● **STATED EXERCISE**
Copy only the items from the line with "legend-label-2023: 2023: [160, 1019, 193, 1034]" to the line with "issue-bar: [97, 225, 101, 286]", replacing each "issue-bar" with "issuance-bar" and leaving everything else unchanged.
##########
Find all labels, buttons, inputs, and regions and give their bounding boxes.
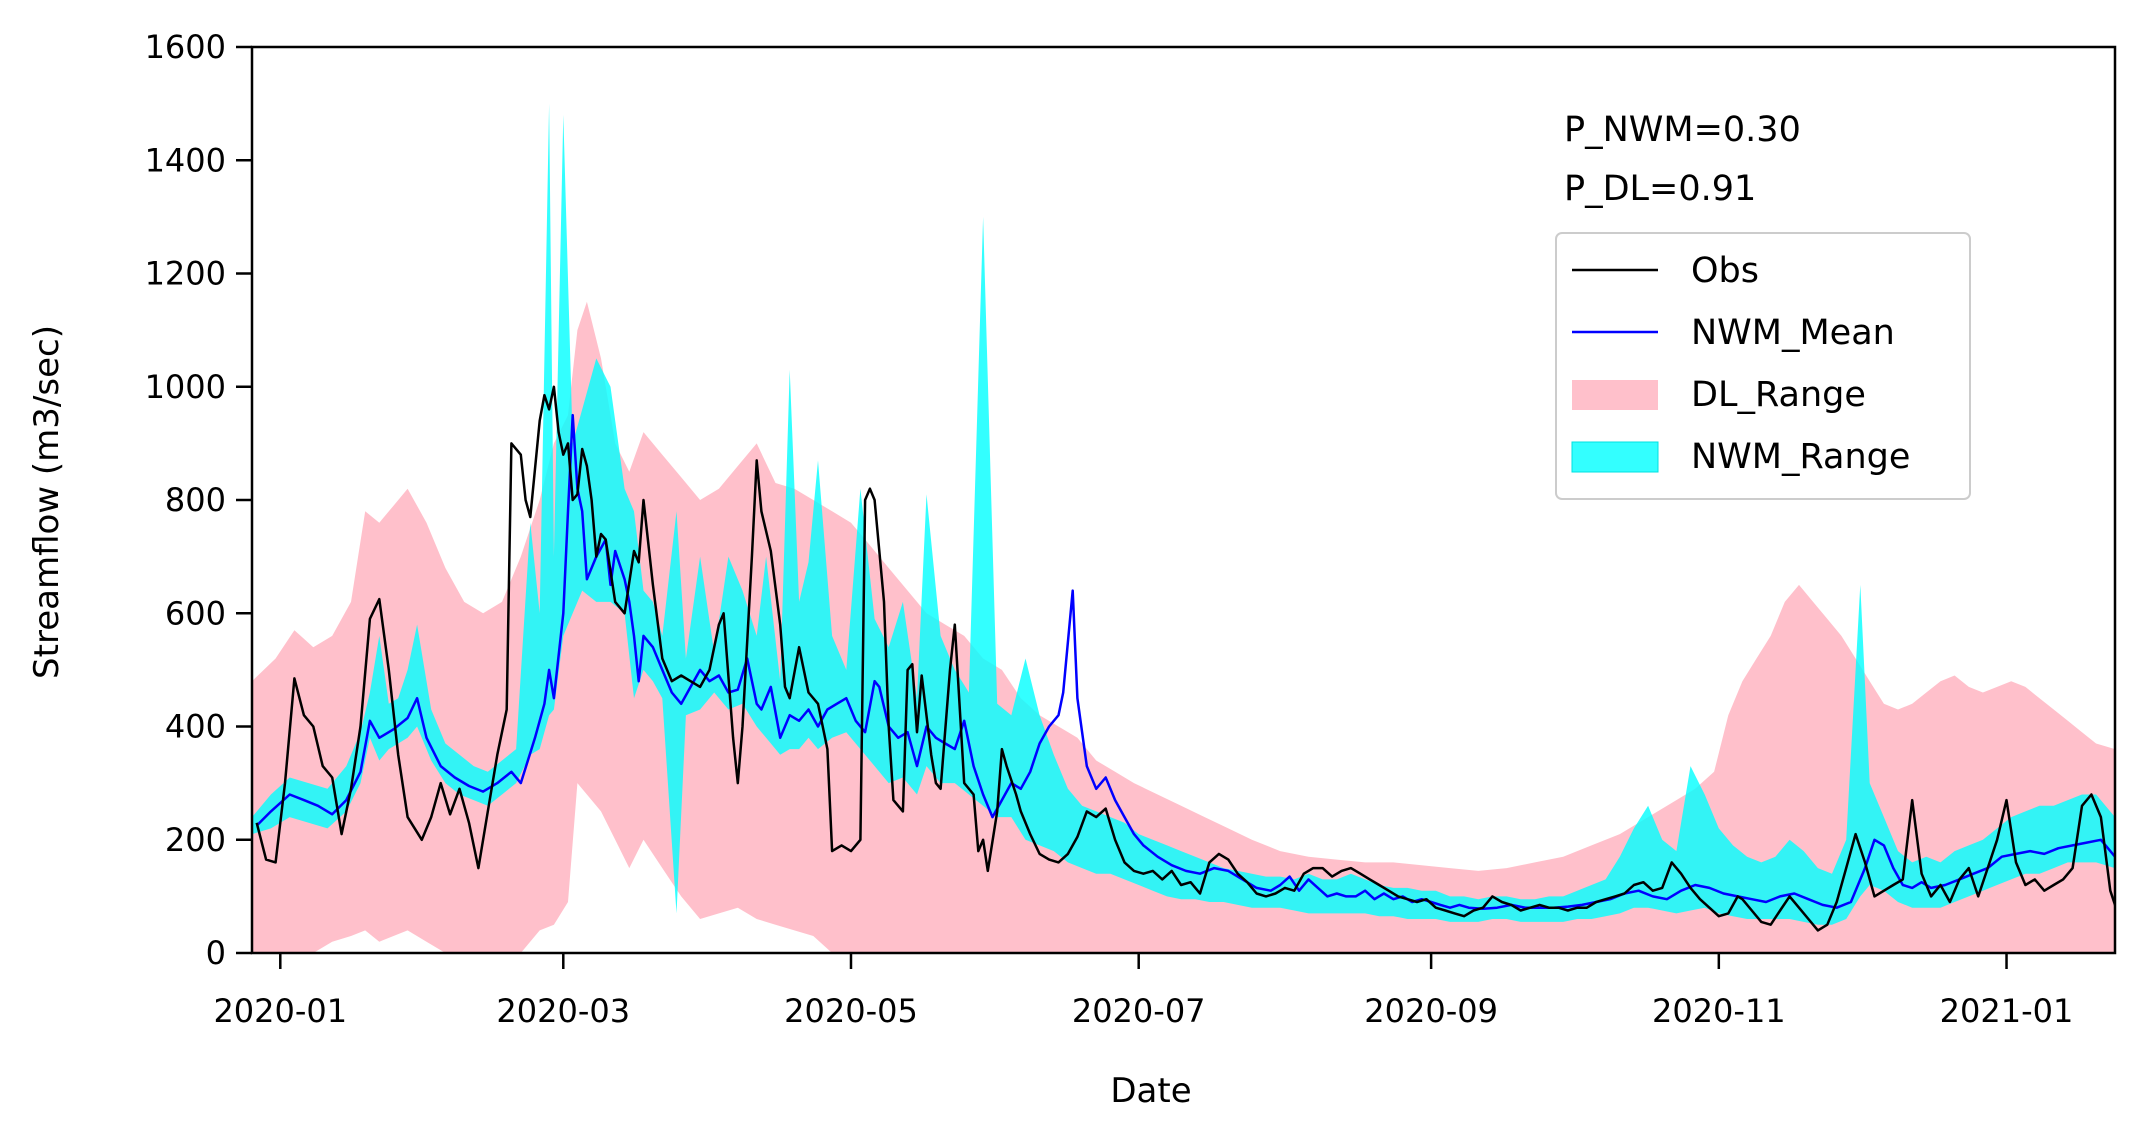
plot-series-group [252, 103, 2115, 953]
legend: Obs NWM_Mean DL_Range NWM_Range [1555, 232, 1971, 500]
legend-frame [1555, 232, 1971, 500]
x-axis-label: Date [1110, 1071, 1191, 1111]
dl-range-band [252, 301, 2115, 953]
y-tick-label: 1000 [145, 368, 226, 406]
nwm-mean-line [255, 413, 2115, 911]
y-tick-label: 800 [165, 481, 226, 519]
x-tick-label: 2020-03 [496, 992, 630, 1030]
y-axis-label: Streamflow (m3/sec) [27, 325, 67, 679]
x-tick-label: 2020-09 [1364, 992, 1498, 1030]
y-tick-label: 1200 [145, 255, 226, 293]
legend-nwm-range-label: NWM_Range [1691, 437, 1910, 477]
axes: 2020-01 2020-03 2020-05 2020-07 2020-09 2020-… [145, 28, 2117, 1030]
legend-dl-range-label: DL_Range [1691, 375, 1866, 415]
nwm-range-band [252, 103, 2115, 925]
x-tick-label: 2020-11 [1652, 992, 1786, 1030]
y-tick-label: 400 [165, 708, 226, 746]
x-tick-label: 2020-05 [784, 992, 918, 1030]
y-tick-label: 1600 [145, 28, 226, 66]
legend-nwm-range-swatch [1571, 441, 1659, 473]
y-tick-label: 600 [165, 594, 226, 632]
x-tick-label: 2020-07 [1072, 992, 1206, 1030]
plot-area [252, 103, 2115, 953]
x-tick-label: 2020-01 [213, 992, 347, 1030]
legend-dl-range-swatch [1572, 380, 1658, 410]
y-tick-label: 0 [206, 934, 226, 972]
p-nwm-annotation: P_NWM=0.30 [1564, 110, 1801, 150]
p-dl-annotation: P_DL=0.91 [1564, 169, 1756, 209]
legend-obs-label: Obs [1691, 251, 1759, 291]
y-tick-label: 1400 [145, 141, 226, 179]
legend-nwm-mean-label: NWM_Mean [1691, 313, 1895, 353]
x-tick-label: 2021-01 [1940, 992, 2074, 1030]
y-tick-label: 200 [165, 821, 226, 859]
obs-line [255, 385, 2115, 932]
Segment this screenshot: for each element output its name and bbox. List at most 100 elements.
##########
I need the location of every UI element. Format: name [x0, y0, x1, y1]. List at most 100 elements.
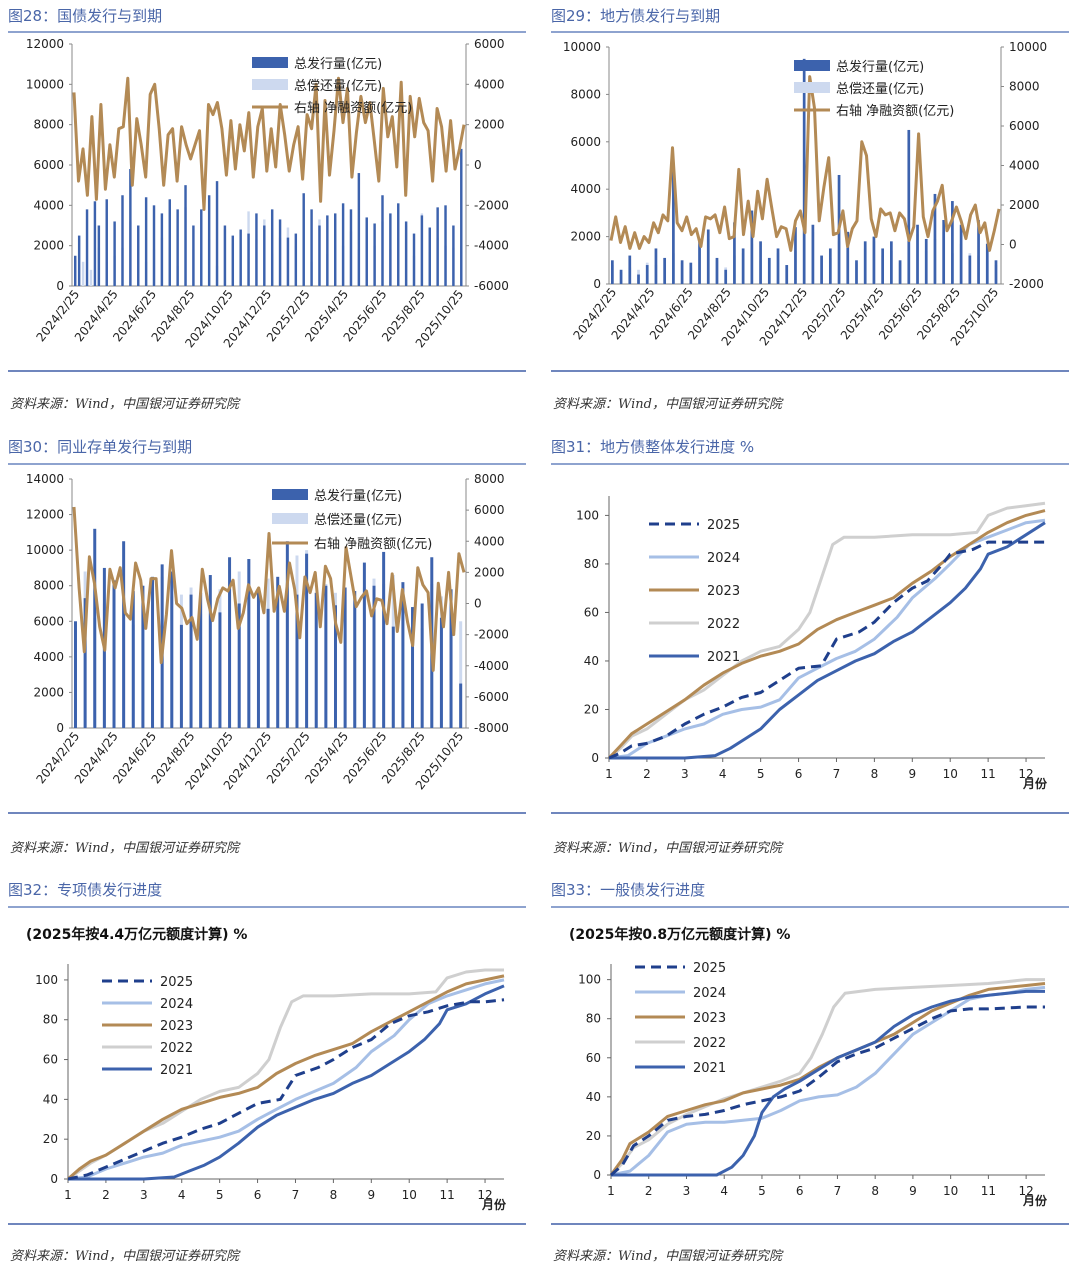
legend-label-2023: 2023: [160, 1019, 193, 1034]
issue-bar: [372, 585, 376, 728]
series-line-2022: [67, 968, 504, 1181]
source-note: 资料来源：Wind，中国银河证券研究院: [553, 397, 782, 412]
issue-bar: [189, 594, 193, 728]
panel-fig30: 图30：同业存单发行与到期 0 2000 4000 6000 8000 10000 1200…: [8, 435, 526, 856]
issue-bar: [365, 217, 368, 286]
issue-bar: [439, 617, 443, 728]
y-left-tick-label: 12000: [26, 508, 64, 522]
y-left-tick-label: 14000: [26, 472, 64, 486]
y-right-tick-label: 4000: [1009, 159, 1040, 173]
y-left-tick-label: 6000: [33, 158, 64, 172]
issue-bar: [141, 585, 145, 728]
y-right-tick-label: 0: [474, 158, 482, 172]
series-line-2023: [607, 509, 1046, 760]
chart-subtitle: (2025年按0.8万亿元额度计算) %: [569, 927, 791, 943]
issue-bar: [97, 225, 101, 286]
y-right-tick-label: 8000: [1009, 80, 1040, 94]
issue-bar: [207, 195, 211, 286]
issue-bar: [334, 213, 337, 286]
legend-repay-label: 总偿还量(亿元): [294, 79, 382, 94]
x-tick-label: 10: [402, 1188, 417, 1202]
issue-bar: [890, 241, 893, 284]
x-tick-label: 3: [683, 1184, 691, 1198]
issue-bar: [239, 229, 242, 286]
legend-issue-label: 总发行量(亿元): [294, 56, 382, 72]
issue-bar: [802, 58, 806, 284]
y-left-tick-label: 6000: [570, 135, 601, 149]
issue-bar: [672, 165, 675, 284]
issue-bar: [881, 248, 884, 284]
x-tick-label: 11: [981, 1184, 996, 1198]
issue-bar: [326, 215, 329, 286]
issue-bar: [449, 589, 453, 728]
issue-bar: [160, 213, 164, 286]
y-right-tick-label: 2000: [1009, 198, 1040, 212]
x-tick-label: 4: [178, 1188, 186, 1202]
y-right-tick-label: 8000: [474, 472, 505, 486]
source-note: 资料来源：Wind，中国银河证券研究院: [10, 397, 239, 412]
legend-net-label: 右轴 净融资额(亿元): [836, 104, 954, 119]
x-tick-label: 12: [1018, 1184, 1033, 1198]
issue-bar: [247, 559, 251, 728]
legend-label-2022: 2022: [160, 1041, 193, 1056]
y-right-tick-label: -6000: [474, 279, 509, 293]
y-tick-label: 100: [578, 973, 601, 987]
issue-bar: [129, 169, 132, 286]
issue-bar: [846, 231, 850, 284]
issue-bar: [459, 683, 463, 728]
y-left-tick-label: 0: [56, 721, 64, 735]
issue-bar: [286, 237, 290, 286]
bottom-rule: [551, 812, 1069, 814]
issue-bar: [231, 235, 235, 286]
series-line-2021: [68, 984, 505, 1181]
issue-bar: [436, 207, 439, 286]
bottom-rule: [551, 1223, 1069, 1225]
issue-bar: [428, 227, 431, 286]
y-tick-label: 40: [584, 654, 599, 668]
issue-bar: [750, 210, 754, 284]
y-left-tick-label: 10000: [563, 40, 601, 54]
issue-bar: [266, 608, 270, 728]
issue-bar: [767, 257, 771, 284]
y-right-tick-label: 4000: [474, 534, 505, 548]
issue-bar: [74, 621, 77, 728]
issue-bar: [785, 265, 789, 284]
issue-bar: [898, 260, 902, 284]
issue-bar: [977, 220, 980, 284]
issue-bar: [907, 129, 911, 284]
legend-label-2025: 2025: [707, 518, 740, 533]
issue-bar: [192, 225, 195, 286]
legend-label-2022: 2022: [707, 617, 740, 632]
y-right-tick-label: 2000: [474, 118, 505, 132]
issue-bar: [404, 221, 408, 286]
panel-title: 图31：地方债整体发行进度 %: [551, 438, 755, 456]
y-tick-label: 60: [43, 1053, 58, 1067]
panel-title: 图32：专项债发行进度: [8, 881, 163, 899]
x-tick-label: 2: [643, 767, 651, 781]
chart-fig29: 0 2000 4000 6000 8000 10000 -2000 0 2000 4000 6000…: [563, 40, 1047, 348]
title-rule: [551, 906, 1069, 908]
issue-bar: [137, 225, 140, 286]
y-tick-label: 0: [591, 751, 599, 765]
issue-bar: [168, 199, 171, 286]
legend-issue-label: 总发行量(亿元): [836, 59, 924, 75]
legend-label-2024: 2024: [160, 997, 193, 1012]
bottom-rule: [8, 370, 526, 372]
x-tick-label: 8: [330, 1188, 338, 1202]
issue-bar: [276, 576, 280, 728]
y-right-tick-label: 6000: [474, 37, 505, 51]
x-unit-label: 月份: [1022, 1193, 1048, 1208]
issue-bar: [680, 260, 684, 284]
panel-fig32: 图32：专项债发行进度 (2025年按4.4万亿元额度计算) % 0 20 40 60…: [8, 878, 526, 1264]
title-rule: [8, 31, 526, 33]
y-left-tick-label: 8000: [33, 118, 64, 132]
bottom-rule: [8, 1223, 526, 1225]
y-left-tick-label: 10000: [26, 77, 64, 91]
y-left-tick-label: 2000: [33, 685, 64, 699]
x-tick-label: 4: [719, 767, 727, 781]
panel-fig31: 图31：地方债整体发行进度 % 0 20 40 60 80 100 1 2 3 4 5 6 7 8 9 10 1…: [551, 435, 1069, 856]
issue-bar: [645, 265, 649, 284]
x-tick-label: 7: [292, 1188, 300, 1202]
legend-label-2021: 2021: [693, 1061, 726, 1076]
##########
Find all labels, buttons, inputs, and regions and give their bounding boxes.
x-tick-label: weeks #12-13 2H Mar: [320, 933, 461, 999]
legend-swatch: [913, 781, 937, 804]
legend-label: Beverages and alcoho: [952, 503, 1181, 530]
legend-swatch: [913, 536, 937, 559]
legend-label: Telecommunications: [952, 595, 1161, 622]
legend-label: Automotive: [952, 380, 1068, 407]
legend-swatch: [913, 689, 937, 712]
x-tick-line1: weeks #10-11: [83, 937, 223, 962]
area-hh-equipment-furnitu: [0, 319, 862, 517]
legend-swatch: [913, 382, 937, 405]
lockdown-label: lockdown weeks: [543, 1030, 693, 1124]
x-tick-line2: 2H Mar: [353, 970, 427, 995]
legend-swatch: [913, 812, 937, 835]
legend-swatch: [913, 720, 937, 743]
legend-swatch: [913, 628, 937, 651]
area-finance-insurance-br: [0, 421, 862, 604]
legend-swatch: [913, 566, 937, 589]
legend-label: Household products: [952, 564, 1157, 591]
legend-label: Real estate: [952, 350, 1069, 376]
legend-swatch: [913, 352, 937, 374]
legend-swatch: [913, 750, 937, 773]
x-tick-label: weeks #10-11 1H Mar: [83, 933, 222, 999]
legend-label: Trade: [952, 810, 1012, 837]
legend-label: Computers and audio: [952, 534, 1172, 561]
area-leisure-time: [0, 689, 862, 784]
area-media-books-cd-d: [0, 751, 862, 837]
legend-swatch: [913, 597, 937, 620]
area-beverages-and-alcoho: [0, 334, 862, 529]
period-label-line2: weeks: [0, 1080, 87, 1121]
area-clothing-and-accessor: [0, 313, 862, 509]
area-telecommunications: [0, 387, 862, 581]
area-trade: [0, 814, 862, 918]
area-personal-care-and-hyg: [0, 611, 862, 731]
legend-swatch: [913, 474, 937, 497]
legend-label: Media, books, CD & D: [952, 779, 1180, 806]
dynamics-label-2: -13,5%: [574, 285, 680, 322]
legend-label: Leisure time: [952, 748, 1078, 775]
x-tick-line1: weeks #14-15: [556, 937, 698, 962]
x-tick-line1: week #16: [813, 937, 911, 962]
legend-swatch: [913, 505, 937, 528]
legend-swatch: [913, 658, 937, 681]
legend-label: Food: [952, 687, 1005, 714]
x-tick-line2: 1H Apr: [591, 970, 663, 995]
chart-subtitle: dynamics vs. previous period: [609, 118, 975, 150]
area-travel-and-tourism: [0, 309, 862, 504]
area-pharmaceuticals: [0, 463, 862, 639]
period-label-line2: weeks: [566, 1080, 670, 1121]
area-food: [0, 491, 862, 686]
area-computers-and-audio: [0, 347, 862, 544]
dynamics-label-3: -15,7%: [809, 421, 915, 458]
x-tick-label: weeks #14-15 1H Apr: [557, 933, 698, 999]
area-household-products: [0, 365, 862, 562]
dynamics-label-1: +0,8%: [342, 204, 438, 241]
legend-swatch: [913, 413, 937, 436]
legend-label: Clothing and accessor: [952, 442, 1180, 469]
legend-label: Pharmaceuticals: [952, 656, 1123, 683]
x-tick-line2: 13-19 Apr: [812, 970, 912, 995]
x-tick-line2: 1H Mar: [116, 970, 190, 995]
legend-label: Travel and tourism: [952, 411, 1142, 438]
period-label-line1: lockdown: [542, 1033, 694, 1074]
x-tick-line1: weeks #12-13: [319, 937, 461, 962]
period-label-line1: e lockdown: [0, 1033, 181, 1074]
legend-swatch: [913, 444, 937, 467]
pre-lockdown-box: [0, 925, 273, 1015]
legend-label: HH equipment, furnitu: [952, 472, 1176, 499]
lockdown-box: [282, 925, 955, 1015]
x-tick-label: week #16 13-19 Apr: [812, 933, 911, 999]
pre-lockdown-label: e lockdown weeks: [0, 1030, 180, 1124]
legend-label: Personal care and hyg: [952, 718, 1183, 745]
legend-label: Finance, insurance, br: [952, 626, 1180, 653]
##########
● **REPLY TO THE TASK**
legend-label-2023: 2023: [160, 1019, 193, 1034]
issuance-bar: [372, 585, 376, 728]
series-line-2022: [67, 968, 504, 1181]
source-note: 资料来源：Wind，中国银河证券研究院: [553, 397, 782, 412]
issuance-bar: [189, 594, 193, 728]
panel-fig30: 图30：同业存单发行与到期 0 2000 4000 6000 8000 10000 1200…: [8, 435, 526, 856]
issuance-bar: [365, 217, 368, 286]
issuance-bar: [439, 617, 443, 728]
y-left-tick-label: 12000: [26, 508, 64, 522]
y-left-tick-label: 14000: [26, 472, 64, 486]
y-right-tick-label: 4000: [1009, 159, 1040, 173]
y-left-tick-label: 6000: [33, 158, 64, 172]
issuance-bar: [141, 585, 145, 728]
y-right-tick-label: 0: [474, 158, 482, 172]
series-line-2023: [607, 509, 1046, 760]
chart-subtitle: (2025年按0.8万亿元额度计算) %: [569, 927, 791, 943]
issuance-bar: [97, 225, 101, 286]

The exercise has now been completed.